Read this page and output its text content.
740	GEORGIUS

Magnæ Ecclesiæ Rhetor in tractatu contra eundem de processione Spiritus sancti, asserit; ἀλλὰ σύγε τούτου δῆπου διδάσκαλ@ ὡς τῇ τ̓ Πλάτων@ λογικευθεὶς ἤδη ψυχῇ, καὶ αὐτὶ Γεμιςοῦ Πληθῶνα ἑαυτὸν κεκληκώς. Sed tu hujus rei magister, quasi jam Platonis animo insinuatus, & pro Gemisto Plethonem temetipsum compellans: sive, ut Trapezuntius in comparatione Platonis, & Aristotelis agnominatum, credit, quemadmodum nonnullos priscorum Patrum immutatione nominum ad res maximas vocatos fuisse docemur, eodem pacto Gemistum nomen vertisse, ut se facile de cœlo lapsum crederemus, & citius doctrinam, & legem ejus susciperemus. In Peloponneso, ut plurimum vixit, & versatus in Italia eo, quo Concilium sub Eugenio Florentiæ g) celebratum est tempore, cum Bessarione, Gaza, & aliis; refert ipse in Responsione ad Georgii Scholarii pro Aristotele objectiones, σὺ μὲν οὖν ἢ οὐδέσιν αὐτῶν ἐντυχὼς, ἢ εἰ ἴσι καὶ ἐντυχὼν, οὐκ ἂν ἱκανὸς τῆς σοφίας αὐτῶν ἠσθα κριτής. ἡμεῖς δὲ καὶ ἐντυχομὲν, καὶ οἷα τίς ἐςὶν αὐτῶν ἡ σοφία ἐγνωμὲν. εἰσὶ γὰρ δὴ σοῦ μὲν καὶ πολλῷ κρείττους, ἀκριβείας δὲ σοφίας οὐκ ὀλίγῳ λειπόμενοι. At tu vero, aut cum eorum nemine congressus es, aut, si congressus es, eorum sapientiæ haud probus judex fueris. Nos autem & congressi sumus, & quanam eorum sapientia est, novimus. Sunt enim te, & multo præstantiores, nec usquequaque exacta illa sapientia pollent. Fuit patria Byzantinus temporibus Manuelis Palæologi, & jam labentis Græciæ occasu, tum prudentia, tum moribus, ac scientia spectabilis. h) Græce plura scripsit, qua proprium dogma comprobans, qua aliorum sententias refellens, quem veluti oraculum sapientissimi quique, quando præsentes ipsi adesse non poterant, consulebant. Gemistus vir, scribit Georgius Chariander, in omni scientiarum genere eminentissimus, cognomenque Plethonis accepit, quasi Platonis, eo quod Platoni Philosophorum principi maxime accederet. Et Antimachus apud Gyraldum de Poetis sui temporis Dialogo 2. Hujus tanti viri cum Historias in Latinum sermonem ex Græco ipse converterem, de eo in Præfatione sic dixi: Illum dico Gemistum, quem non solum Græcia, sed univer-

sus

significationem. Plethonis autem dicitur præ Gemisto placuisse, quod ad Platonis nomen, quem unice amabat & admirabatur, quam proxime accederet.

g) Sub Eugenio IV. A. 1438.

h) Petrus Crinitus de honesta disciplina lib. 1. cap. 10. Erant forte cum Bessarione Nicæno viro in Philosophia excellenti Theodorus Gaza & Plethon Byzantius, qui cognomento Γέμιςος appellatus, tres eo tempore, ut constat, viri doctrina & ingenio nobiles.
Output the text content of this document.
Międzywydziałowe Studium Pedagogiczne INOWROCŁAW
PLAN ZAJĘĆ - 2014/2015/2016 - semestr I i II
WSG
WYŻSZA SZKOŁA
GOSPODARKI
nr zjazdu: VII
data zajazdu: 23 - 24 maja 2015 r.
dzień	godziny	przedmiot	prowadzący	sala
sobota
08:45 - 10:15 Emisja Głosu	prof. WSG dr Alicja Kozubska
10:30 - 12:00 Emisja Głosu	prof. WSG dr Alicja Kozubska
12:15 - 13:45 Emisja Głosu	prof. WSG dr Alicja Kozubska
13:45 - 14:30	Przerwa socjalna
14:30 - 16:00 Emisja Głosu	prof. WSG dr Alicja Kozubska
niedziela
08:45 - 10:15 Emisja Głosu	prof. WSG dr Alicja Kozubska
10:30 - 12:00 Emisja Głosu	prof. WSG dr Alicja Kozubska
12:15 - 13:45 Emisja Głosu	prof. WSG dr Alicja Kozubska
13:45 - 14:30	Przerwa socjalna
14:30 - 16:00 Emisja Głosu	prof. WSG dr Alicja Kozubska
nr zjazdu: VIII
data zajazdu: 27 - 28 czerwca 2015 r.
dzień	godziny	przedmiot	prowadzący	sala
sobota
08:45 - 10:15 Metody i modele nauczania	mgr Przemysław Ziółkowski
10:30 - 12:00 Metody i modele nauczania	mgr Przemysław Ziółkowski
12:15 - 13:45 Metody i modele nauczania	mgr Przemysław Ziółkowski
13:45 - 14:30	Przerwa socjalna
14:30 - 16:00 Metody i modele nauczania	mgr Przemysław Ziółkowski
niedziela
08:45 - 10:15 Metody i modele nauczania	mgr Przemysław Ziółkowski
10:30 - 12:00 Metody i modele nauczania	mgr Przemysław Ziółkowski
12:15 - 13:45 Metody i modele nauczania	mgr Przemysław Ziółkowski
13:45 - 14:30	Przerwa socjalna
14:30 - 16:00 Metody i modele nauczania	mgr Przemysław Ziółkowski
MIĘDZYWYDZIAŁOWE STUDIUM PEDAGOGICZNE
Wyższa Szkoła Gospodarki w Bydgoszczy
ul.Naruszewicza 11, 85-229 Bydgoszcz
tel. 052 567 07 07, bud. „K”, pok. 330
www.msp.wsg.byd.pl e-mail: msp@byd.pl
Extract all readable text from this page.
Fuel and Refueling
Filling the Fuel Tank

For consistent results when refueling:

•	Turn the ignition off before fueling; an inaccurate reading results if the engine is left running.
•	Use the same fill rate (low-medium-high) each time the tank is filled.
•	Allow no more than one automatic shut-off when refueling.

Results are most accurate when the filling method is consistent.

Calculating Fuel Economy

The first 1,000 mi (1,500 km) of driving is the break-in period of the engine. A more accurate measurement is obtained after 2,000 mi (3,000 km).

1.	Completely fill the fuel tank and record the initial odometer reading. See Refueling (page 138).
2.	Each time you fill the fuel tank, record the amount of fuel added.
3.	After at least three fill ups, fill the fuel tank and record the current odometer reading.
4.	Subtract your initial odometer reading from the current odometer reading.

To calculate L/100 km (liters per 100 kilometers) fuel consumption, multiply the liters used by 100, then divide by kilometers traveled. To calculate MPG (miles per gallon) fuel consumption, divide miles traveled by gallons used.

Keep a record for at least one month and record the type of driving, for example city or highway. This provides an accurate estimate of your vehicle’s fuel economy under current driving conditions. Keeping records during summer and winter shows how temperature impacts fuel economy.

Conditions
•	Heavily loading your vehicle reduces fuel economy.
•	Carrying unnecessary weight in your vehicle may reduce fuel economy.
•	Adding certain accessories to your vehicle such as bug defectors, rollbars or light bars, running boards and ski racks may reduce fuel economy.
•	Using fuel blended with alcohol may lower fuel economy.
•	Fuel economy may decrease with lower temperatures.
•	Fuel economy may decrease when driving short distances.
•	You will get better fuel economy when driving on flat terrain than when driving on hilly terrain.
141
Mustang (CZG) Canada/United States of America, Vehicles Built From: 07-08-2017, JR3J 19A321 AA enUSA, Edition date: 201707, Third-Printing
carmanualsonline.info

__Exercise requirements__. Write down all the entries again without a single difference.

__Result of the exercise__.
Read this page and output its text content.
740	GEORGIUS

Magnæ Ecclesiæ Rhetor in tractatu contra eundem de processione Spiritus sancti, asserit; ἀλλὰ σύγε τούτου δῆπου διδάσκαλ@ ὡς τῇ τ̓ Πλάτων@ λογικευθεὶς ἤδη ψυχῇ, καὶ αὐτὶ Γεμιςοῦ Πληθῶνα ἑαυτὸν κεκληκώς. Sed tu hujus rei magister, quasi jam Platonis animo insinuatus, & pro Gemisto Plethonem temetipsum compellans: sive, ut Trapezuntius in comparatione Platonis, & Aristotelis agnominatum, credit, quemadmodum nonnullos priscorum Patrum immutatione nominum ad res maximas vocatos fuisse docemur, eodem pacto Gemistum nomen vertisse, ut se facile de cœlo lapsum crederemus, & citius doctrinam, & legem ejus susciperemus. In Peloponneso, ut plurimum vixit, & versatus in Italia eo, quo Concilium sub Eugenio Florentiæ g) celebratum est tempore, cum Bessarione, Gaza, & aliis; refert ipse in Responsione ad Georgii Scholarii pro Aristotele objectiones, σὺ μὲν οὖν ἢ οὐδέσιν αὐτῶν ἐντυχὼς, ἢ εἰ ἴσι καὶ ἐντυχὼν, οὐκ ἂν ἱκανὸς τῆς σοφίας αὐτῶν ἠσθα κριτής. ἡμεῖς δὲ καὶ ἐντυχομὲν, καὶ οἷα τίς ἐςὶν αὐτῶν ἡ σοφία ἐγνωμὲν. εἰσὶ γὰρ δὴ σοῦ μὲν καὶ πολλῷ κρείττους, ἀκριβείας δὲ σοφίας οὐκ ὀλίγῳ λειπόμενοι. At tu vero, aut cum eorum nemine congressus es, aut, si congressus es, eorum sapientiæ haud probus judex fueris. Nos autem & congressi sumus, & quanam eorum sapientia est, novimus. Sunt enim te, & multo præstantiores, nec usquequaque exacta illa sapientia pollent. Fuit patria Byzantinus temporibus Manuelis Palæologi, & jam labentis Græciæ occasu, tum prudentia, tum moribus, ac scientia spectabilis. h) Græce plura scripsit, qua proprium dogma comprobans, qua aliorum sententias refellens, quem veluti oraculum sapientissimi quique, quando præsentes ipsi adesse non poterant, consulebant. Gemistus vir, scribit Georgius Chariander, in omni scientiarum genere eminentissimus, cognomenque Plethonis accepit, quasi Platonis, eo quod Platoni Philosophorum principi maxime accederet. Et Antimachus apud Gyraldum de Poetis sui temporis Dialogo 2. Hujus tanti viri cum Historias in Latinum sermonem ex Græco ipse converterem, de eo in Præfatione sic dixi: Illum dico Gemistum, quem non solum Græcia, sed univer-

sus

significationem. Plethonis autem dicitur præ Gemisto placuisse, quod ad Platonis nomen, quem unice amabat & admirabatur, quam proxime accederet.

g) Sub Eugenio IV. A. 1438.

h) Petrus Crinitus de honesta disciplina lib. 1. cap. 10. Erant forte cum Bessarione Nicæno viro in Philosophia excellenti Theodorus Gaza & Plethon Byzantius, qui cognomento Γέμιςος appellatus, tres eo tempore, ut constat, viri doctrina & ingenio nobiles.
Output the text content of this document.
Międzywydziałowe Studium Pedagogiczne INOWROCŁAW
PLAN ZAJĘĆ - 2014/2015/2016 - semestr I i II
WSG
WYŻSZA SZKOŁA
GOSPODARKI
nr zjazdu: VII
data zajazdu: 23 - 24 maja 2015 r.
dzień	godziny	przedmiot	prowadzący	sala
sobota
08:45 - 10:15 Emisja Głosu	prof. WSG dr Alicja Kozubska
10:30 - 12:00 Emisja Głosu	prof. WSG dr Alicja Kozubska
12:15 - 13:45 Emisja Głosu	prof. WSG dr Alicja Kozubska
13:45 - 14:30	Przerwa socjalna
14:30 - 16:00 Emisja Głosu	prof. WSG dr Alicja Kozubska
niedziela
08:45 - 10:15 Emisja Głosu	prof. WSG dr Alicja Kozubska
10:30 - 12:00 Emisja Głosu	prof. WSG dr Alicja Kozubska
12:15 - 13:45 Emisja Głosu	prof. WSG dr Alicja Kozubska
13:45 - 14:30	Przerwa socjalna
14:30 - 16:00 Emisja Głosu	prof. WSG dr Alicja Kozubska
nr zjazdu: VIII
data zajazdu: 27 - 28 czerwca 2015 r.
dzień	godziny	przedmiot	prowadzący	sala
sobota
08:45 - 10:15 Metody i modele nauczania	mgr Przemysław Ziółkowski
10:30 - 12:00 Metody i modele nauczania	mgr Przemysław Ziółkowski
12:15 - 13:45 Metody i modele nauczania	mgr Przemysław Ziółkowski
13:45 - 14:30	Przerwa socjalna
14:30 - 16:00 Metody i modele nauczania	mgr Przemysław Ziółkowski
niedziela
08:45 - 10:15 Metody i modele nauczania	mgr Przemysław Ziółkowski
10:30 - 12:00 Metody i modele nauczania	mgr Przemysław Ziółkowski
12:15 - 13:45 Metody i modele nauczania	mgr Przemysław Ziółkowski
13:45 - 14:30	Przerwa socjalna
14:30 - 16:00 Metody i modele nauczania	mgr Przemysław Ziółkowski
MIĘDZYWYDZIAŁOWE STUDIUM PEDAGOGICZNE
Wyższa Szkoła Gospodarki w Bydgoszczy
ul.Naruszewicza 11, 85-229 Bydgoszcz
tel. 052 567 07 07, bud. „K”, pok. 330
www.msp.wsg.byd.pl e-mail: msp@byd.pl
Extract all readable text from this page.
Fuel and Refueling
Filling the Fuel Tank

For consistent results when refueling:

•	Turn the ignition off before fueling; an inaccurate reading results if the engine is left running.
•	Use the same fill rate (low-medium-high) each time the tank is filled.
•	Allow no more than one automatic shut-off when refueling.

Results are most accurate when the filling method is consistent.

Calculating Fuel Economy

The first 1,000 mi (1,500 km) of driving is the break-in period of the engine. A more accurate measurement is obtained after 2,000 mi (3,000 km).

1.	Completely fill the fuel tank and record the initial odometer reading. See Refueling (page 138).
2.	Each time you fill the fuel tank, record the amount of fuel added.
3.	After at least three fill ups, fill the fuel tank and record the current odometer reading.
4.	Subtract your initial odometer reading from the current odometer reading.

To calculate L/100 km (liters per 100 kilometers) fuel consumption, multiply the liters used by 100, then divide by kilometers traveled. To calculate MPG (miles per gallon) fuel consumption, divide miles traveled by gallons used.

Keep a record for at least one month and record the type of driving, for example city or highway. This provides an accurate estimate of your vehicle’s fuel economy under current driving conditions. Keeping records during summer and winter shows how temperature impacts fuel economy.

Conditions
•	Heavily loading your vehicle reduces fuel economy.
•	Carrying unnecessary weight in your vehicle may reduce fuel economy.
•	Adding certain accessories to your vehicle such as bug defectors, rollbars or light bars, running boards and ski racks may reduce fuel economy.
•	Using fuel blended with alcohol may lower fuel economy.
•	Fuel economy may decrease with lower temperatures.
•	Fuel economy may decrease when driving short distances.
•	You will get better fuel economy when driving on flat terrain than when driving on hilly terrain.
141
Mustang (CZG) Canada/United States of America, Vehicles Built From: 07-08-2017, JR3J 19A321 AA enUSA, Edition date: 201707, Third-Printing
carmanualsonline.info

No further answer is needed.